-- begin MATERIAL SUPPLIED --

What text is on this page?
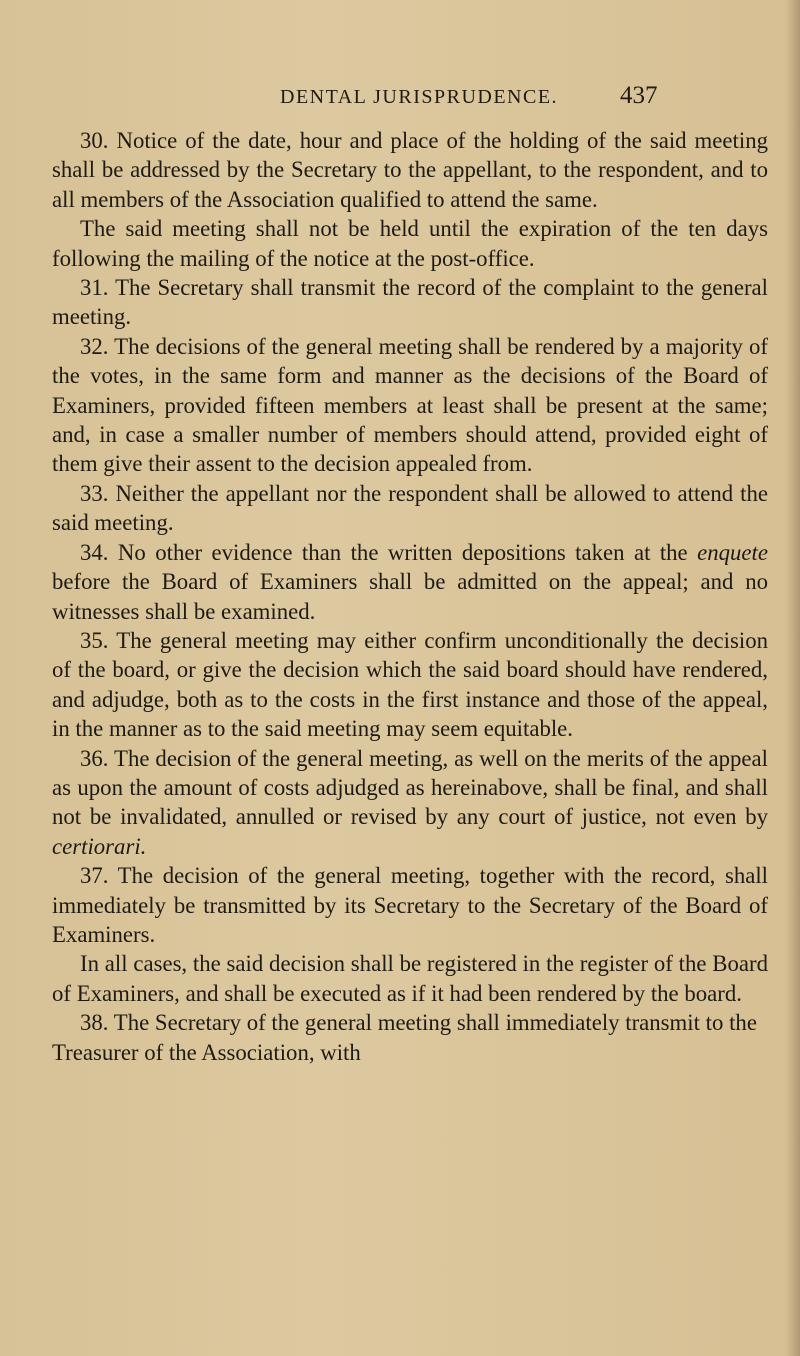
DENTAL JURISPRUDENCE. 437

30. Notice of the date, hour and place of the holding of the said meeting shall be addressed by the Secretary to the appellant, to the respondent, and to all members of the Association qualified to attend the same.

The said meeting shall not be held until the expiration of the ten days following the mailing of the notice at the post-office.

31. The Secretary shall transmit the record of the complaint to the general meeting.

32. The decisions of the general meeting shall be rendered by a majority of the votes, in the same form and manner as the decisions of the Board of Examiners, provided fifteen members at least shall be present at the same; and, in case a smaller number of members should attend, provided eight of them give their assent to the decision appealed from.

33. Neither the appellant nor the respondent shall be allowed to attend the said meeting.

34. No other evidence than the written depositions taken at the enquete before the Board of Examiners shall be admitted on the appeal; and no witnesses shall be examined.

35. The general meeting may either confirm unconditionally the decision of the board, or give the decision which the said board should have rendered, and adjudge, both as to the costs in the first instance and those of the appeal, in the manner as to the said meeting may seem equitable.

36. The decision of the general meeting, as well on the merits of the appeal as upon the amount of costs adjudged as hereinabove, shall be final, and shall not be invalidated, annulled or revised by any court of justice, not even by certiorari.

37. The decision of the general meeting, together with the record, shall immediately be transmitted by its Secretary to the Secretary of the Board of Examiners.

In all cases, the said decision shall be registered in the register of the Board of Examiners, and shall be executed as if it had been rendered by the board.

38. The Secretary of the general meeting shall immediately transmit to the Treasurer of the Association, with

-- end MATERIAL SUPPLIED --

**GIVEN REQUEST**
Find the lines containing "record" and list every one of them.

**TASK RESPONSE**
31. The Secretary shall transmit the record of the complaint to the general meeting.
37. The decision of the general meeting, together with the record, shall immediately be transmitted by its Secretary to the Secretary of the Board of Examiners.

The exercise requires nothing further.